Problem statement: Turn the paragraph in the text excerpt that begins "TIPS procedure has been depicted" into a short list that keeps its main facts.

Baseline characteristics of patients included in the study

Variables	Schistosomiasis (n = 20)	HBV (n = 62)	p values
Age (years)	56.4 ± 12.6	50.1 ± 10.6	0.276
Sex (male)	14 (70.0%)	50 (80.6%)	0.358
Emergency bleeding	5 (25.0%)	21 (33.9%)	0.585
History of hypertension and(or) diabetes	5 (25.0%)	12 (19.4%)	0.752
History of hepatic carcinoma	1 (5.0%)	6 (9.7%)	0.453
History of splenectomy	12 (60.0%)	9 (14.5%)	< 0.001
TIPS indication			0.449
Recurrent gastroesophageal variceal bleeding	16 (80.0%)	55 (88.7%)
Refractory ascites	4 (20.0%)	7 (11.3%)
Laboratory parameters
Total bilirubin (umol/L)	19.5 ± 9.2	30.1 ± 46.2	0.314
Albumin (g/L)	30.3 ± 5.3	31.0 ± 5.9	0.698
Alanine aminotransferase (U/L)	41.0 ± 32.8	35.4 ± 36.3	0.547
Aspartate aminotransferase (U/L)	52.5 ± 40.6	43.2 ± 34.3	0.334
Creatinine (umol/L)	120.3 ± 204.5	68.3 ± 21.8	0.271
Blood urea nitrogen (mmol/L)	6.74 ± 4.12	6.10 ± 2.45	0.418
Prothrombin time (s)	16.7 ± 4.3	17.2 ± 2.4	0.522
International normalized ratio	1.37 ± 0.47	1.43 ± 0.25	0.542
Hemoglobin (g/L)	78.6 ± 14.4	74.9 ± 20.7	0.380
Platelet count (109/L)	170.1 ± 132.1	75.5 ± 54.9	0.005
Serum Na (mmol/L)	139.1 ± 3.7	139.0 ± 4.1	0.915
Child–Pugh score	7.9 ± 1.3	7.7 ± 1.6	0.555
MELD scorea	11.7 ± 4.9	11.9 ± 3.8	0.878
MELD-Na score	12.1 ± 4.8	12.5 ± 4.6	0.724
Imaging evaluation
Portal vein diameter (mm)	14.5 ± 3.8	15.8 ± 3.5	0.675
Gastric coronary vein diameter (mm)	6.6 ± 2.7	6.5 ± 3.0	0.855
Splenic vein diameter (mm)	11.7 ± 4.4	11.9 ± 3.0	0.872
Spleen diameter (cm)	15.4 ± 2.6	16.6 ± 3.1	0.286
PVT scoreb	1.6 ± 1.9	0.6 ± 0.9	< 0.001
Pre-TIPS PPG (mmHg)	26.4 ± 4.9	27.7 ± 4.5	0.277
Pre-TIPS portal pressure (mmHg)	33.3 ± 5.4	34.4 ± 5.0	0.404
Duration of follow-up (months)	14.4 ± 8.4	15.0 ± 7.3	0.293

Bold values indicate statistical significance

aMELD model of end-stage liver disease [39]

bPVT Portal vein thrombosis, the PVT location consists of the main portal vein (MPV), superior mesenteric vein (SMV) and splenic vein (SV). Whose severity was divided into four levels: grade 0 (no thrombosis), grade I (MPV thrombus < 50% or only SMV and SV thrombus existed), grade II (MPV thrombus accounted for 50–100%) and grade III (complete blocking or cavernous transformation of the portal vein) [40, 41]. Four levels were each scored 0/1/2/3

TIPS Procedure

TIPS procedure has been depicted in detail before [22]. In our study, the procedure was operated according to the instructions by an interventional radiologist with ten-year experience. Briefly, a bare metal stent (Bard E-LUMINEXX, Vascular Stent, Karlsruhe, Germany) combined with 8-mm expandable PTFE-covered stent (Fluency, Bard Peripheral Vascular, Tempe, AZ, USA) was inserted in the entire length of the intrahepatic tract, which were initially dilated to 6 mm. If the PPG remained more than 12 mmHg, further stent dilatation up to 7 mm or 8 mm was considered. Hepatic venous pressure gradient and portal vein pressure were measured before and after the stent placement. Besides, a mixture of bucrylate (Histoacryl, B. Braun Surgical, Rubi, Spain) and Lipiodol (Lipiodol® Ultra-Fluid, Guerbet, Roissy, France) (1:1–1:3 vol/vol) was utilized to embolize gastric varices once found via angiography (Fig. 2).

Records supplied:
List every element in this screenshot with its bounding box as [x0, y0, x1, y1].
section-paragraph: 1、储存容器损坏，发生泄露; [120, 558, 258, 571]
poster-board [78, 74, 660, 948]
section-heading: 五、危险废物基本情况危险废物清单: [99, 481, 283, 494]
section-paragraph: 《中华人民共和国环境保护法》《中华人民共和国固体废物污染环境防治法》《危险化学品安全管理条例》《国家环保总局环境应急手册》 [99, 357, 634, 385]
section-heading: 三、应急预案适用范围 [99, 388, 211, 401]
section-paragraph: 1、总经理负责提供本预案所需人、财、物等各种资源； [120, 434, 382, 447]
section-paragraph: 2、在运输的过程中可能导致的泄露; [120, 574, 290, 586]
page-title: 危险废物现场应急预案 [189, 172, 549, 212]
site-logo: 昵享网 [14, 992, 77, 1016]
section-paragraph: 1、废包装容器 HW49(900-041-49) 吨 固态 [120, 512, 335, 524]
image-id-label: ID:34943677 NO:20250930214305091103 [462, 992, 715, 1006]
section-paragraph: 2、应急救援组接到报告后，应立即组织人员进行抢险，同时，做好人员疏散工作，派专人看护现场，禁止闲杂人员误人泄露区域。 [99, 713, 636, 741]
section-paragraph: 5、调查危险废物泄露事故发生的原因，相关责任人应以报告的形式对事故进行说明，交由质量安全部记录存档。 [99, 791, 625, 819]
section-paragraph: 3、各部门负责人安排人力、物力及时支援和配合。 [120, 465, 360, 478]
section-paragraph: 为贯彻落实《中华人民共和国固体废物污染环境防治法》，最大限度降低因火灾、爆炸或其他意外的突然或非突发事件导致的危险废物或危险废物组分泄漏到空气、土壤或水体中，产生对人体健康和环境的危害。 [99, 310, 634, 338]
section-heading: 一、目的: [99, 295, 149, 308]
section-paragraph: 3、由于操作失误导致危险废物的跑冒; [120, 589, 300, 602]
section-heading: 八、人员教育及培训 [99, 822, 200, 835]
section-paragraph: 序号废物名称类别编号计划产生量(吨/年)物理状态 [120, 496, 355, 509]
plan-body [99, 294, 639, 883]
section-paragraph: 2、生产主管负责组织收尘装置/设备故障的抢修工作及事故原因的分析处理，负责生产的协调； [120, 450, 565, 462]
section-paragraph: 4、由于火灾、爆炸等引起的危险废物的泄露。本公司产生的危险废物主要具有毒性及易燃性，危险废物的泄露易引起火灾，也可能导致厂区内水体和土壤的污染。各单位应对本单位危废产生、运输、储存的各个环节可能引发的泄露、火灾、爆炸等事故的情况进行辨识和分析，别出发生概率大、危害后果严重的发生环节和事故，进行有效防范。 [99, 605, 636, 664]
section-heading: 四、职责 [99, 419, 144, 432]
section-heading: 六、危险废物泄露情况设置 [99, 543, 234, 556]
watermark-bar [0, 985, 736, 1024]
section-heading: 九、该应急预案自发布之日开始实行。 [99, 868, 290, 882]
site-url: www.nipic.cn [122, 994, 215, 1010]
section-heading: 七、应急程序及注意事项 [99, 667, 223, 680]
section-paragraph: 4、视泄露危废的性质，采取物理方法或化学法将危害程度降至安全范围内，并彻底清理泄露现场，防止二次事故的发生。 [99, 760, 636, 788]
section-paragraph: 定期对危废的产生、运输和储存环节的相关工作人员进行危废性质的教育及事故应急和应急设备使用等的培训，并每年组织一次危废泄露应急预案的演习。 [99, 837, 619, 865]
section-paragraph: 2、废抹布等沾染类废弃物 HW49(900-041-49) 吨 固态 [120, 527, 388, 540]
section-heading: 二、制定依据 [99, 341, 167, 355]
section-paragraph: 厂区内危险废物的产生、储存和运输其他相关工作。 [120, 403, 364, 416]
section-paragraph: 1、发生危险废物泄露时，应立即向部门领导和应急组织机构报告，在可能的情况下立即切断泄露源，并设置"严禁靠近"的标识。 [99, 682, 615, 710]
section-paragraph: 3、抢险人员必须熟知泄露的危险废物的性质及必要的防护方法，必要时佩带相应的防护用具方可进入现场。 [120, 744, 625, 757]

Output for this exercise:
- The TIPS procedure was described in detail earlier [22].
- An interventional radiologist with ten years of experience performed it according to the instructions.
- A bare metal stent (Bard E-LUMINEXX) combined with an 8-mm expandable PTFE-covered stent (Fluency) was placed along the entire intrahepatic tract. It was first dilated to 6 mm.
- If the PPG stayed above 12 mmHg, further dilation to 7 mm or 8 mm was considered.
- Hepatic venous pressure gradient and portal vein pressure were measured before and after stent placement.
- Gastric varices found on angiography were embolized with a 1:1–1:3 vol/vol mix of bucrylate (Histoacryl) and Lipiodol.